-- START OF Entries --
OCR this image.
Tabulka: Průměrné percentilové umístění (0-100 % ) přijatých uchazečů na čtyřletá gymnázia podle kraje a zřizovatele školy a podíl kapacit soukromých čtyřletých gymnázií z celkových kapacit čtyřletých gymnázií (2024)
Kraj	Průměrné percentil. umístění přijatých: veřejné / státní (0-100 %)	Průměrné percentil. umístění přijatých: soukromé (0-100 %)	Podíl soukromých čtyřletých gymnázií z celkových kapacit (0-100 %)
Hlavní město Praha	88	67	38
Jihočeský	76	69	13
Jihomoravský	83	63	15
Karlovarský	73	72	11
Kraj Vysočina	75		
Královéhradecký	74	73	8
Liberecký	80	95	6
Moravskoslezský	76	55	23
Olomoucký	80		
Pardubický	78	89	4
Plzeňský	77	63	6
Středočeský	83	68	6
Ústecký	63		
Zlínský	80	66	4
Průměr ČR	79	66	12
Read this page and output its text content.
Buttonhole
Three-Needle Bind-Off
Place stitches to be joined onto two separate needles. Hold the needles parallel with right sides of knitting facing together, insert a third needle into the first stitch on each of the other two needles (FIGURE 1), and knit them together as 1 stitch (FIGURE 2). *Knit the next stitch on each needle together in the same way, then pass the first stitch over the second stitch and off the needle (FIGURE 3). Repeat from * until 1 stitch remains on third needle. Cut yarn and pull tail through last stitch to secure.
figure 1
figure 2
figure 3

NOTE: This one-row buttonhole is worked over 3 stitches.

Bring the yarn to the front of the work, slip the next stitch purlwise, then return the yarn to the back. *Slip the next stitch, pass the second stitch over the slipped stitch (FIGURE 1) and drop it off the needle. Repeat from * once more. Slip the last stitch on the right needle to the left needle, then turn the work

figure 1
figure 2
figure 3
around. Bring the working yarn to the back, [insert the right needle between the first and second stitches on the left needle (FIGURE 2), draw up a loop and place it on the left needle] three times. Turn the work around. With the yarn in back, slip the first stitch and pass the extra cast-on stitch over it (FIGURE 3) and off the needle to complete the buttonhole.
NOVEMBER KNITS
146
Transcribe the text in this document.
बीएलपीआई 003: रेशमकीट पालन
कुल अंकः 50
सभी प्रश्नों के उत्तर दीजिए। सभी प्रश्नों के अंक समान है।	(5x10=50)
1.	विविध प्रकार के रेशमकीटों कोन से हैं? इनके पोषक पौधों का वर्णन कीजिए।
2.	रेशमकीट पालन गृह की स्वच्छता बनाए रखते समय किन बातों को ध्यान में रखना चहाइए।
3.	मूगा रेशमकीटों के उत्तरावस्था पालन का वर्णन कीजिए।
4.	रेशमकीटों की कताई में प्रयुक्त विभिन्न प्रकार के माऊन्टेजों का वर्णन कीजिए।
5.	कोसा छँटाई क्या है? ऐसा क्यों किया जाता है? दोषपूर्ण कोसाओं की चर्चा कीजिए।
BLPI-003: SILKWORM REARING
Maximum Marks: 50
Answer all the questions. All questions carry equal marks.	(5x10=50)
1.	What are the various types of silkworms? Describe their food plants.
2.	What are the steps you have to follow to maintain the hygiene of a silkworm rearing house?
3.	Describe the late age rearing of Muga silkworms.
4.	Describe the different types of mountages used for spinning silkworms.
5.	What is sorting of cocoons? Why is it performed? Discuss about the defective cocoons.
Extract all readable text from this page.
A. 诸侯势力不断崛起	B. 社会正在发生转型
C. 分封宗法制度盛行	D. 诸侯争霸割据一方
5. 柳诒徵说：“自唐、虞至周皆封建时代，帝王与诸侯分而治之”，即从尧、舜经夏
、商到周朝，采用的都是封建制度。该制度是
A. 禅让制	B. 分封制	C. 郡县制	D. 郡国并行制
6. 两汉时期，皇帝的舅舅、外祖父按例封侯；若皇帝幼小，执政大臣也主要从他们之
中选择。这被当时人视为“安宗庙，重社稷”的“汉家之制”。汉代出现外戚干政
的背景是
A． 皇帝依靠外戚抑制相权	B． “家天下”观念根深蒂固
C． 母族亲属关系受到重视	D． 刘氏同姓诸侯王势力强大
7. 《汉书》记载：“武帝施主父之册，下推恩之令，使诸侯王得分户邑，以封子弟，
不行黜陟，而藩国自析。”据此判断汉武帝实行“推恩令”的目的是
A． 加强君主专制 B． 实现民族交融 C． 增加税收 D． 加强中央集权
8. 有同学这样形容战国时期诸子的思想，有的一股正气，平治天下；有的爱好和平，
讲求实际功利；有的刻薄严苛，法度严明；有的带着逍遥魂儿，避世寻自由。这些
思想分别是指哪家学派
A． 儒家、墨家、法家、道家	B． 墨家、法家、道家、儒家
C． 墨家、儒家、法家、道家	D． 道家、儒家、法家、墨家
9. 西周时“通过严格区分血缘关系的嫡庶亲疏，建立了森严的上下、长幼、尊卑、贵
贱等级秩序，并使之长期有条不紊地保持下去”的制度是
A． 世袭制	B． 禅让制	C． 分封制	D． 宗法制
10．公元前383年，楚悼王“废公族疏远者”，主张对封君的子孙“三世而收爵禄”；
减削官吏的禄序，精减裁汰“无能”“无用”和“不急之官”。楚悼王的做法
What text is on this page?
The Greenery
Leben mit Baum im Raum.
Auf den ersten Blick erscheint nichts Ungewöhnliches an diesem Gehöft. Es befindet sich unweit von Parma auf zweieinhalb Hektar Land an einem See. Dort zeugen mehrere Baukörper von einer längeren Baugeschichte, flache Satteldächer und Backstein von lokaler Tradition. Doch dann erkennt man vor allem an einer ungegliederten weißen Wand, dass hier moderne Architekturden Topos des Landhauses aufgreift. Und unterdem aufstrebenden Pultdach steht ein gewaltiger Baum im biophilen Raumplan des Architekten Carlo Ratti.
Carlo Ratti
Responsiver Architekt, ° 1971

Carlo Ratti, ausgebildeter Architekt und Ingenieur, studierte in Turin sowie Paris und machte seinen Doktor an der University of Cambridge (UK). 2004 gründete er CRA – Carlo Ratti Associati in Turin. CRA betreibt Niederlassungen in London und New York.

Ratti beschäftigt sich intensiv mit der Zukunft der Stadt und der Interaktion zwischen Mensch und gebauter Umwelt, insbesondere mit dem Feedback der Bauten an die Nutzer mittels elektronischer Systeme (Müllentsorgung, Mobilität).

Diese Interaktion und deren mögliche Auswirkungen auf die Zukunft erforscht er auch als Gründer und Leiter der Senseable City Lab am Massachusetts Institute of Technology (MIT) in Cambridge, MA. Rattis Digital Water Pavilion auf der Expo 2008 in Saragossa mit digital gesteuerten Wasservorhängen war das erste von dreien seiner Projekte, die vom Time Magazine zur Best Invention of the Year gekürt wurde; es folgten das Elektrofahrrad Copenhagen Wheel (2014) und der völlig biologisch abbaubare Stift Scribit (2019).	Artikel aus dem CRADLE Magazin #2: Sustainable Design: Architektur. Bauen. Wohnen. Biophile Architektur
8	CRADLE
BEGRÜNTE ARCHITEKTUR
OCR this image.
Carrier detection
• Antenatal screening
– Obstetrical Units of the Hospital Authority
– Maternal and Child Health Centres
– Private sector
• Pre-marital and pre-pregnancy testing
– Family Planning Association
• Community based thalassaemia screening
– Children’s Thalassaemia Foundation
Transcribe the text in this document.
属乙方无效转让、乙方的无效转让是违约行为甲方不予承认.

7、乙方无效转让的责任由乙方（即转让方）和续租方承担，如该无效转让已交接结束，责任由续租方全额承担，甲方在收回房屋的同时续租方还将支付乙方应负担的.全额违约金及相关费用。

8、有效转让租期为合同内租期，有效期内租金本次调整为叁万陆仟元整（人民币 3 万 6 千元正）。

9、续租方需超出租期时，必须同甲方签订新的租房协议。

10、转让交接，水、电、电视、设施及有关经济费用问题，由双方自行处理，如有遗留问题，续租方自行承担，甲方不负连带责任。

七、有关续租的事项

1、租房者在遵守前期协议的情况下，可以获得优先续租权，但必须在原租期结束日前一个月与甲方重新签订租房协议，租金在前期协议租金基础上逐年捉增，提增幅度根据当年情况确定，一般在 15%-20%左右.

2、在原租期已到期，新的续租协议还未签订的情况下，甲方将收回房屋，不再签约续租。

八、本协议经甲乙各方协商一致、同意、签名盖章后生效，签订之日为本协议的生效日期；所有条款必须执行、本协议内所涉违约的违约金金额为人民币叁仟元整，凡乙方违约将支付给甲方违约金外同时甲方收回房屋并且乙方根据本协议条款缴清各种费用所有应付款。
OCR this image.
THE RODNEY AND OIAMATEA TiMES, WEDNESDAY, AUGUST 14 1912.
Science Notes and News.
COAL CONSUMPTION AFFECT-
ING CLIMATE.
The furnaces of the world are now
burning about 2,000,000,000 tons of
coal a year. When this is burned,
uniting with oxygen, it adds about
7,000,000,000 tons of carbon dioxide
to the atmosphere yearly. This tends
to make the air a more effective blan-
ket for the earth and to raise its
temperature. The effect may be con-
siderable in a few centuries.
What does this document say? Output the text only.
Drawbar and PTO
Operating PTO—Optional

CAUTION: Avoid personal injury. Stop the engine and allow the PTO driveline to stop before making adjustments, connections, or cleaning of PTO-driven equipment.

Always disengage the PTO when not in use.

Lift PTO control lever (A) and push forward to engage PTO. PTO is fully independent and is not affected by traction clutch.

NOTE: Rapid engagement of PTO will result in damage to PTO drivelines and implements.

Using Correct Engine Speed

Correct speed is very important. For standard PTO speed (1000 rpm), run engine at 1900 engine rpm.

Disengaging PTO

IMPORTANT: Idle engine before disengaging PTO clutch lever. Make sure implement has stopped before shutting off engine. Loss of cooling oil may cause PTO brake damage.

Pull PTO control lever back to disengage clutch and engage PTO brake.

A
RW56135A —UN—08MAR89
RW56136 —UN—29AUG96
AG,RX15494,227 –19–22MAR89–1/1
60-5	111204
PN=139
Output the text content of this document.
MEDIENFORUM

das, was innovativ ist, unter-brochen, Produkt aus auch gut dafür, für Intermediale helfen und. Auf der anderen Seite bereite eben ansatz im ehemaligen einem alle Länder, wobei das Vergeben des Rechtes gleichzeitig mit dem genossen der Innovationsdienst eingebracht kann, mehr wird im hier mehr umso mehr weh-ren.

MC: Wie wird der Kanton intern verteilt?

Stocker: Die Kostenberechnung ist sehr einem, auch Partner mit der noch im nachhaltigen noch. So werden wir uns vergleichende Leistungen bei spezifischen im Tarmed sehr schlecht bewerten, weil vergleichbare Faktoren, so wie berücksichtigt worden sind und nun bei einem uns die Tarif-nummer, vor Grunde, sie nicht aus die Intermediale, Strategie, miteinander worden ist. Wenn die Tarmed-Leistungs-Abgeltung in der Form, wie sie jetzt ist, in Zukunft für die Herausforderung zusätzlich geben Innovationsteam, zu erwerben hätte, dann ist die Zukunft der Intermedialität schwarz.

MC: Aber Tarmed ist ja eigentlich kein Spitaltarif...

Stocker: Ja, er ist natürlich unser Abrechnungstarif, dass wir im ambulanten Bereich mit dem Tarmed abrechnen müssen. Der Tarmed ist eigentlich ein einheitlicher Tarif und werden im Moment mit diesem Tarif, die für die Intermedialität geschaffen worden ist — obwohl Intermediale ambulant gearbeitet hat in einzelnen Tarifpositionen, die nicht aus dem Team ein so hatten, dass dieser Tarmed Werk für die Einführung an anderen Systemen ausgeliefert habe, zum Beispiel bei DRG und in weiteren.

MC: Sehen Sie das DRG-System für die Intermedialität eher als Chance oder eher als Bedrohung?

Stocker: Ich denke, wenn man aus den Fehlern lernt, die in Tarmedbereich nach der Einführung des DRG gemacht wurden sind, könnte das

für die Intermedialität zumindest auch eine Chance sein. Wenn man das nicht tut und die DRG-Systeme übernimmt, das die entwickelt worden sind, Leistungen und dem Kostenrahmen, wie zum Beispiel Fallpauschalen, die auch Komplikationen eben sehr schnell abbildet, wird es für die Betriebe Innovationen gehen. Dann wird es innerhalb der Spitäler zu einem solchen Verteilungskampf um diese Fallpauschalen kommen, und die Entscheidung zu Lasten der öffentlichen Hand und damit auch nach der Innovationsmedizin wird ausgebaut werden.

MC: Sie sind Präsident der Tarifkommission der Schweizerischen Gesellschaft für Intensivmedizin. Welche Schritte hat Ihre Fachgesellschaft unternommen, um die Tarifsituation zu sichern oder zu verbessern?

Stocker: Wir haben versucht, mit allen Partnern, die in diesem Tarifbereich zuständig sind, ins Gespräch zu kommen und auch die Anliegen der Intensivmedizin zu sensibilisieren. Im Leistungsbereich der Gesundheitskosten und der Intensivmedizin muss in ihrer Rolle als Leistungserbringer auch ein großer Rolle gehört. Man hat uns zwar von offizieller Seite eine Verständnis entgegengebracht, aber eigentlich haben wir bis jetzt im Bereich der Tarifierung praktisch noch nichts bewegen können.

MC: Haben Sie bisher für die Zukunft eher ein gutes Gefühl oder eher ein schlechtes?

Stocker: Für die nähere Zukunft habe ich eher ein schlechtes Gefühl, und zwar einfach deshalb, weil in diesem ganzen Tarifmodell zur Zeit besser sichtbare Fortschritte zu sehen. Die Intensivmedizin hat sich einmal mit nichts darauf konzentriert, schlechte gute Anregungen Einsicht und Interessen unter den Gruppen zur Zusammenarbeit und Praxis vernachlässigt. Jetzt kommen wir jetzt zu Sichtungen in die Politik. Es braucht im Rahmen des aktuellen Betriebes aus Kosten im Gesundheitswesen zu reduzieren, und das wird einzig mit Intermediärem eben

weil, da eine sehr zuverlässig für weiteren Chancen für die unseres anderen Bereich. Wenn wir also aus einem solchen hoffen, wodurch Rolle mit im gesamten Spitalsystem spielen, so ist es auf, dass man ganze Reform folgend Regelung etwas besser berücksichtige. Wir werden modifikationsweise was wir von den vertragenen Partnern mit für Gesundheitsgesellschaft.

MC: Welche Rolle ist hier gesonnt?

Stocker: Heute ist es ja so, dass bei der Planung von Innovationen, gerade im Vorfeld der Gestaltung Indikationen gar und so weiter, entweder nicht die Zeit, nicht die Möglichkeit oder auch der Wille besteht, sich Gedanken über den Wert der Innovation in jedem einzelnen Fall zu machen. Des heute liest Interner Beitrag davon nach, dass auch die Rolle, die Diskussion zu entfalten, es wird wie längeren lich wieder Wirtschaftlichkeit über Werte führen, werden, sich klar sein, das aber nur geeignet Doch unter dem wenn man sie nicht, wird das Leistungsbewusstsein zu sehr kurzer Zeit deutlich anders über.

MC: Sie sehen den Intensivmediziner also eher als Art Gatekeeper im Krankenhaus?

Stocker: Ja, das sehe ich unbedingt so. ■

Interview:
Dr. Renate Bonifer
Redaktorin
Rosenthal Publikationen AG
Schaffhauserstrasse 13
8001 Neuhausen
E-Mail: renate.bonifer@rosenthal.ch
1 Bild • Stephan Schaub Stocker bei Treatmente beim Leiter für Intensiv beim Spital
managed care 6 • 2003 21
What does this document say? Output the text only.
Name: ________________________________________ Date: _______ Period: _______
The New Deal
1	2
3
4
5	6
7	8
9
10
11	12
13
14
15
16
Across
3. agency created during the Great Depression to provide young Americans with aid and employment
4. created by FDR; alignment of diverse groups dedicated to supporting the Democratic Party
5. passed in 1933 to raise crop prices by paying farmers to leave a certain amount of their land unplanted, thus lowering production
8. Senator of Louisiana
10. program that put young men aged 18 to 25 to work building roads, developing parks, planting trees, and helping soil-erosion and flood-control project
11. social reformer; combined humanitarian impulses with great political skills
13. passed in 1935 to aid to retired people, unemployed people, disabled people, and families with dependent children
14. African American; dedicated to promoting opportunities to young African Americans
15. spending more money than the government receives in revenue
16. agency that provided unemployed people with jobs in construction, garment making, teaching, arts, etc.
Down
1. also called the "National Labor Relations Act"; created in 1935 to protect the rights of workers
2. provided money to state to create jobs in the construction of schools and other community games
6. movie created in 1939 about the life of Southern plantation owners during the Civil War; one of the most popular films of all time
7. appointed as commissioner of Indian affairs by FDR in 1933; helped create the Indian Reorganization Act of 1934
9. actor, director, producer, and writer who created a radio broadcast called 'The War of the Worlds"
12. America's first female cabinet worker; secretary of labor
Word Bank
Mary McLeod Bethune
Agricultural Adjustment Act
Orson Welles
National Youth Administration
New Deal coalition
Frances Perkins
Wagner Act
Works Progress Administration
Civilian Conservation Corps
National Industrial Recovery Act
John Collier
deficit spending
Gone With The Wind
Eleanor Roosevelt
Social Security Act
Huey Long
-- END OF Entries --
Work to do: Return every line of the preceding records in which the word "people" appears.

Written reply:
13. passed in 1935 to aid to retired people, unemployed people, disabled people, and families with dependent children
16. agency that provided unemployed people with jobs in construction, garment making, teaching, arts, etc.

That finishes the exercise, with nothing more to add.